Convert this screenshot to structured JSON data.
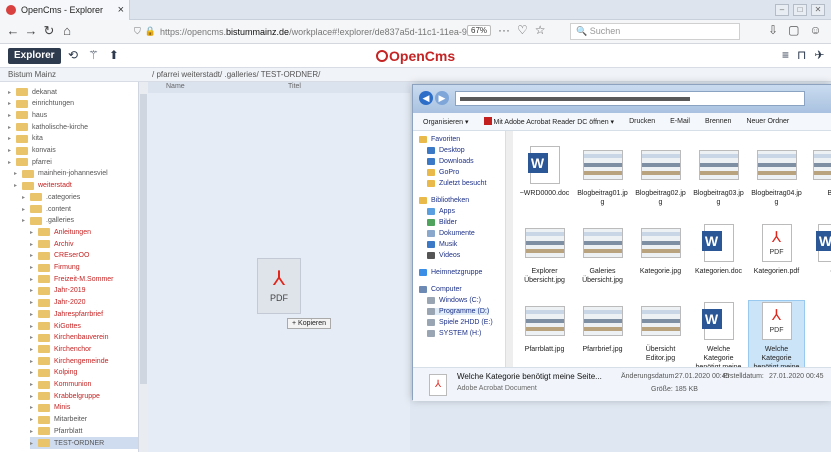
{
  "browser": {
    "tab_title": "OpenCms - Explorer",
    "tab_close": "×",
    "url_prefix": "https://opencms.",
    "url_domain": "bistummainz.de",
    "url_suffix": "/workplace#!explorer/de837a5d-11c1-11ea-9",
    "zoom": "67%",
    "search_placeholder": "Suchen"
  },
  "app": {
    "explorer_label": "Explorer",
    "logo_text": "OpenCms",
    "site_select": "Bistum Mainz",
    "path": "/ pfarrei weiterstadt/ .galleries/ TEST-ORDNER/",
    "col_name": "Name",
    "col_title": "Titel"
  },
  "tree": {
    "items": [
      {
        "label": "dekanat"
      },
      {
        "label": "einrichtungen"
      },
      {
        "label": "haus"
      },
      {
        "label": "katholische-kirche"
      },
      {
        "label": "kita"
      },
      {
        "label": "konvais"
      },
      {
        "label": "pfarrei"
      },
      {
        "label": "mainhein-johannesviel"
      },
      {
        "label": "weiterstadt"
      },
      {
        "label": ".categories"
      },
      {
        "label": ".content"
      },
      {
        "label": ".galleries"
      },
      {
        "label": "Anleitungen"
      },
      {
        "label": "Archiv"
      },
      {
        "label": "CREserOO"
      },
      {
        "label": "Firmung"
      },
      {
        "label": "Freizeit-M.Sommer"
      },
      {
        "label": "Jahr-2019"
      },
      {
        "label": "Jahr-2020"
      },
      {
        "label": "Jahrespfarrbrief"
      },
      {
        "label": "KiGottes"
      },
      {
        "label": "Kirchenbauverein"
      },
      {
        "label": "Kirchenchor"
      },
      {
        "label": "Kirchengemeinde"
      },
      {
        "label": "Kolping"
      },
      {
        "label": "Kommunion"
      },
      {
        "label": "Krabbelgruppe"
      },
      {
        "label": "Minis"
      },
      {
        "label": "Mitarbeiter"
      },
      {
        "label": "Pfarrblatt"
      },
      {
        "label": "TEST-ORDNER"
      }
    ]
  },
  "drag": {
    "pdf_label": "PDF",
    "tooltip": "+ Kopieren"
  },
  "explorer": {
    "toolbar": [
      "Organisieren ▾",
      "Mit Adobe Acrobat Reader DC öffnen ▾",
      "Drucken",
      "E-Mail",
      "Brennen",
      "Neuer Ordner"
    ],
    "nav": {
      "favorites": "Favoriten",
      "fav_items": [
        "Desktop",
        "Downloads",
        "GoPro",
        "Zuletzt besucht"
      ],
      "libraries": "Bibliotheken",
      "lib_items": [
        "Apps",
        "Bilder",
        "Dokumente",
        "Musik",
        "Videos"
      ],
      "homegroup": "Heimnetzgruppe",
      "computer": "Computer",
      "drives": [
        "Windows (C:)",
        "Programme (D:)",
        "Spiele 2HDD (E:)",
        "SYSTEM (H:)"
      ]
    },
    "files": [
      {
        "name": "~WRD0000.doc",
        "kind": "doc"
      },
      {
        "name": "Blogbeitrag01.jp g",
        "kind": "img"
      },
      {
        "name": "Blogbeitrag02.jp g",
        "kind": "img"
      },
      {
        "name": "Blogbeitrag03.jp g",
        "kind": "img"
      },
      {
        "name": "Blogbeitrag04.jp g",
        "kind": "img"
      },
      {
        "name": "Blo",
        "kind": "img"
      },
      {
        "name": "Explorer Übersicht.jpg",
        "kind": "img"
      },
      {
        "name": "Galeries Übersicht.jpg",
        "kind": "img"
      },
      {
        "name": "Kategorie.jpg",
        "kind": "img"
      },
      {
        "name": "Kategorien.doc",
        "kind": "doc"
      },
      {
        "name": "Kategorien.pdf",
        "kind": "pdf"
      },
      {
        "name": "e",
        "kind": "doc"
      },
      {
        "name": "Pfarrblatt.jpg",
        "kind": "img"
      },
      {
        "name": "Pfarrbrief.jpg",
        "kind": "img"
      },
      {
        "name": "Übersicht Editor.jpg",
        "kind": "img"
      },
      {
        "name": "Welche Kategorie benötigt meine",
        "kind": "doc"
      },
      {
        "name": "Welche Kategorie benötigt meine",
        "kind": "pdf"
      }
    ],
    "pdf_label": "PDF",
    "status": {
      "name": "Welche Kategorie benötigt meine Seite...",
      "type": "Adobe Acrobat Document",
      "changed_label": "Änderungsdatum:",
      "changed_value": "27.01.2020 00:45",
      "created_label": "Erstelldatum:",
      "created_value": "27.01.2020 00:45",
      "size_label": "Größe:",
      "size_value": "185 KB"
    }
  }
}
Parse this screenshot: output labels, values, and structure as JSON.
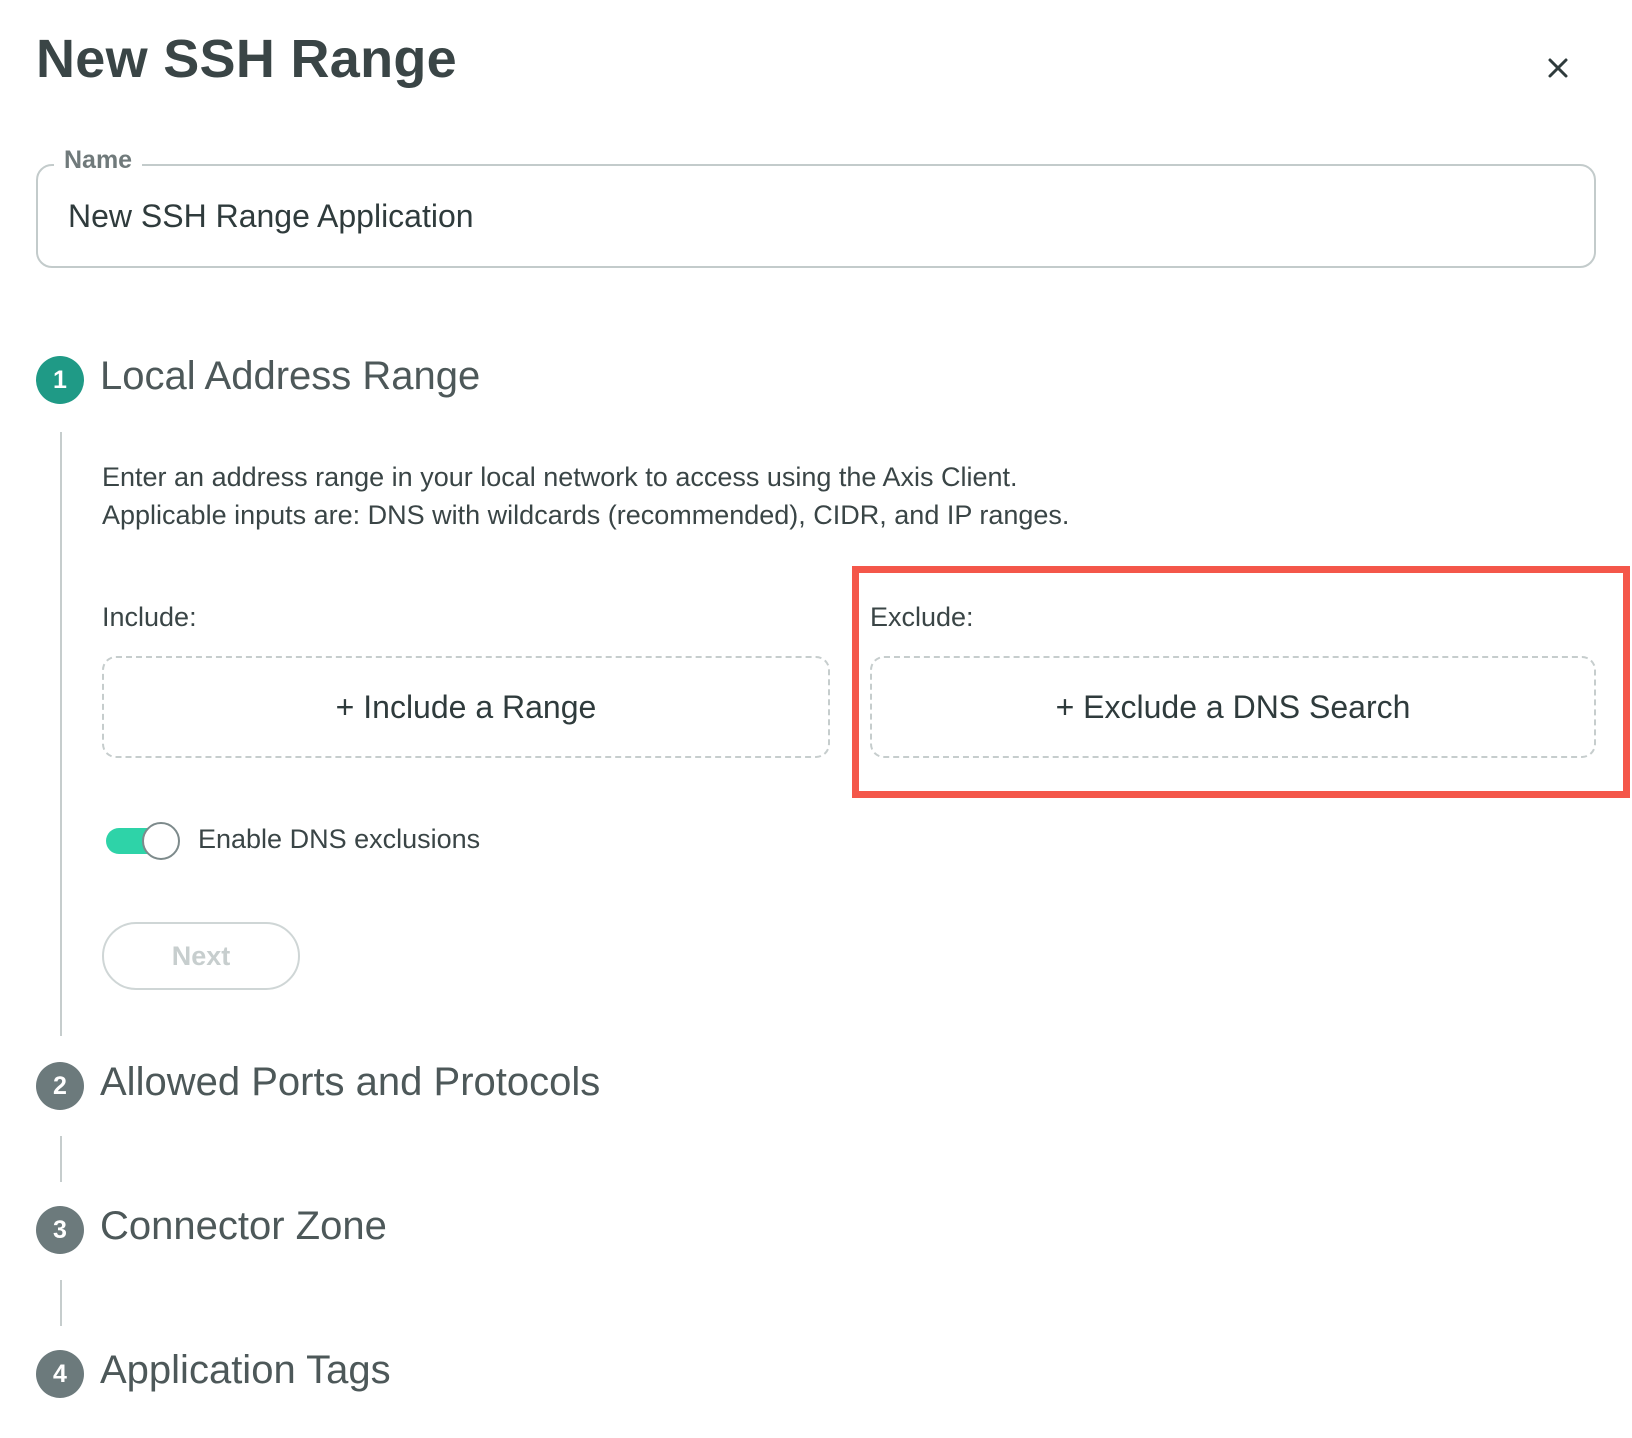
{
  "dialog": {
    "title": "New SSH Range",
    "close_icon": "close-icon"
  },
  "name_field": {
    "label": "Name",
    "value": "New SSH Range Application"
  },
  "steps": [
    {
      "number": "1",
      "title": "Local Address Range",
      "status": "active",
      "description_line1": "Enter an address range in your local network to access using the Axis Client.",
      "description_line2": "Applicable inputs are: DNS with wildcards (recommended), CIDR, and IP ranges.",
      "include": {
        "label": "Include:",
        "button_label": "+ Include a Range"
      },
      "exclude": {
        "label": "Exclude:",
        "button_label": "+ Exclude a DNS Search"
      },
      "dns_exclusions_toggle": {
        "label": "Enable DNS exclusions",
        "enabled": true
      },
      "next_button": {
        "label": "Next",
        "disabled": true
      }
    },
    {
      "number": "2",
      "title": "Allowed Ports and Protocols",
      "status": "inactive"
    },
    {
      "number": "3",
      "title": "Connector Zone",
      "status": "inactive"
    },
    {
      "number": "4",
      "title": "Application Tags",
      "status": "inactive"
    }
  ],
  "colors": {
    "active_step": "#1f9a86",
    "inactive_step": "#6c7a7c",
    "toggle_on": "#2ed3a8",
    "highlight": "#f4574a"
  }
}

→ WHAT YOU ARE ASKED TO DO
Go through the data above and transcribe it in full, omitting any image.

→ THE SOLUTION
Convert this screenshot to structured JSON data.
{
  "browser": {
    "tab_title": "OpenCms - Explorer",
    "tab_close": "×",
    "url_prefix": "https://opencms.",
    "url_domain": "bistummainz.de",
    "url_suffix": "/workplace#!explorer/de837a5d-11c1-11ea-9",
    "zoom": "67%",
    "search_placeholder": "Suchen"
  },
  "app": {
    "explorer_label": "Explorer",
    "logo_text": "OpenCms",
    "site_select": "Bistum Mainz",
    "path": "/ pfarrei weiterstadt/ .galleries/ TEST-ORDNER/",
    "col_name": "Name",
    "col_title": "Titel"
  },
  "tree": {
    "items": [
      {
        "label": "dekanat"
      },
      {
        "label": "einrichtungen"
      },
      {
        "label": "haus"
      },
      {
        "label": "katholische-kirche"
      },
      {
        "label": "kita"
      },
      {
        "label": "konvais"
      },
      {
        "label": "pfarrei"
      },
      {
        "label": "mainhein-johannesviel"
      },
      {
        "label": "weiterstadt"
      },
      {
        "label": ".categories"
      },
      {
        "label": ".content"
      },
      {
        "label": ".galleries"
      },
      {
        "label": "Anleitungen"
      },
      {
        "label": "Archiv"
      },
      {
        "label": "CREserOO"
      },
      {
        "label": "Firmung"
      },
      {
        "label": "Freizeit-M.Sommer"
      },
      {
        "label": "Jahr-2019"
      },
      {
        "label": "Jahr-2020"
      },
      {
        "label": "Jahrespfarrbrief"
      },
      {
        "label": "KiGottes"
      },
      {
        "label": "Kirchenbauverein"
      },
      {
        "label": "Kirchenchor"
      },
      {
        "label": "Kirchengemeinde"
      },
      {
        "label": "Kolping"
      },
      {
        "label": "Kommunion"
      },
      {
        "label": "Krabbelgruppe"
      },
      {
        "label": "Minis"
      },
      {
        "label": "Mitarbeiter"
      },
      {
        "label": "Pfarrblatt"
      },
      {
        "label": "TEST-ORDNER"
      }
    ]
  },
  "drag": {
    "pdf_label": "PDF",
    "tooltip": "+ Kopieren"
  },
  "explorer": {
    "toolbar": [
      "Organisieren ▾",
      "Mit Adobe Acrobat Reader DC öffnen ▾",
      "Drucken",
      "E-Mail",
      "Brennen",
      "Neuer Ordner"
    ],
    "nav": {
      "favorites": "Favoriten",
      "fav_items": [
        "Desktop",
        "Downloads",
        "GoPro",
        "Zuletzt besucht"
      ],
      "libraries": "Bibliotheken",
      "lib_items": [
        "Apps",
        "Bilder",
        "Dokumente",
        "Musik",
        "Videos"
      ],
      "homegroup": "Heimnetzgruppe",
      "computer": "Computer",
      "drives": [
        "Windows (C:)",
        "Programme (D:)",
        "Spiele 2HDD (E:)",
        "SYSTEM (H:)"
      ]
    },
    "files": [
      {
        "name": "~WRD0000.doc",
        "kind": "doc"
      },
      {
        "name": "Blogbeitrag01.jp g",
        "kind": "img"
      },
      {
        "name": "Blogbeitrag02.jp g",
        "kind": "img"
      },
      {
        "name": "Blogbeitrag03.jp g",
        "kind": "img"
      },
      {
        "name": "Blogbeitrag04.jp g",
        "kind": "img"
      },
      {
        "name": "Blo",
        "kind": "img"
      },
      {
        "name": "Explorer Übersicht.jpg",
        "kind": "img"
      },
      {
        "name": "Galeries Übersicht.jpg",
        "kind": "img"
      },
      {
        "name": "Kategorie.jpg",
        "kind": "img"
      },
      {
        "name": "Kategorien.doc",
        "kind": "doc"
      },
      {
        "name": "Kategorien.pdf",
        "kind": "pdf"
      },
      {
        "name": "e",
        "kind": "doc"
      },
      {
        "name": "Pfarrblatt.jpg",
        "kind": "img"
      },
      {
        "name": "Pfarrbrief.jpg",
        "kind": "img"
      },
      {
        "name": "Übersicht Editor.jpg",
        "kind": "img"
      },
      {
        "name": "Welche Kategorie benötigt meine",
        "kind": "doc"
      },
      {
        "name": "Welche Kategorie benötigt meine",
        "kind": "pdf"
      }
    ],
    "pdf_label": "PDF",
    "status": {
      "name": "Welche Kategorie benötigt meine Seite...",
      "type": "Adobe Acrobat Document",
      "changed_label": "Änderungsdatum:",
      "changed_value": "27.01.2020 00:45",
      "created_label": "Erstelldatum:",
      "created_value": "27.01.2020 00:45",
      "size_label": "Größe:",
      "size_value": "185 KB"
    }
  }
}
Parse this screenshot: output labels, values, and structure as JSON.
{
  "dialog": {
    "title": "New SSH Range",
    "close_icon": "close-icon"
  },
  "name_field": {
    "label": "Name",
    "value": "New SSH Range Application"
  },
  "steps": [
    {
      "number": "1",
      "title": "Local Address Range",
      "status": "active",
      "description_line1": "Enter an address range in your local network to access using the Axis Client.",
      "description_line2": "Applicable inputs are: DNS with wildcards (recommended), CIDR, and IP ranges.",
      "include": {
        "label": "Include:",
        "button_label": "+ Include a Range"
      },
      "exclude": {
        "label": "Exclude:",
        "button_label": "+ Exclude a DNS Search"
      },
      "dns_exclusions_toggle": {
        "label": "Enable DNS exclusions",
        "enabled": true
      },
      "next_button": {
        "label": "Next",
        "disabled": true
      }
    },
    {
      "number": "2",
      "title": "Allowed Ports and Protocols",
      "status": "inactive"
    },
    {
      "number": "3",
      "title": "Connector Zone",
      "status": "inactive"
    },
    {
      "number": "4",
      "title": "Application Tags",
      "status": "inactive"
    }
  ],
  "colors": {
    "active_step": "#1f9a86",
    "inactive_step": "#6c7a7c",
    "toggle_on": "#2ed3a8",
    "highlight": "#f4574a"
  }
}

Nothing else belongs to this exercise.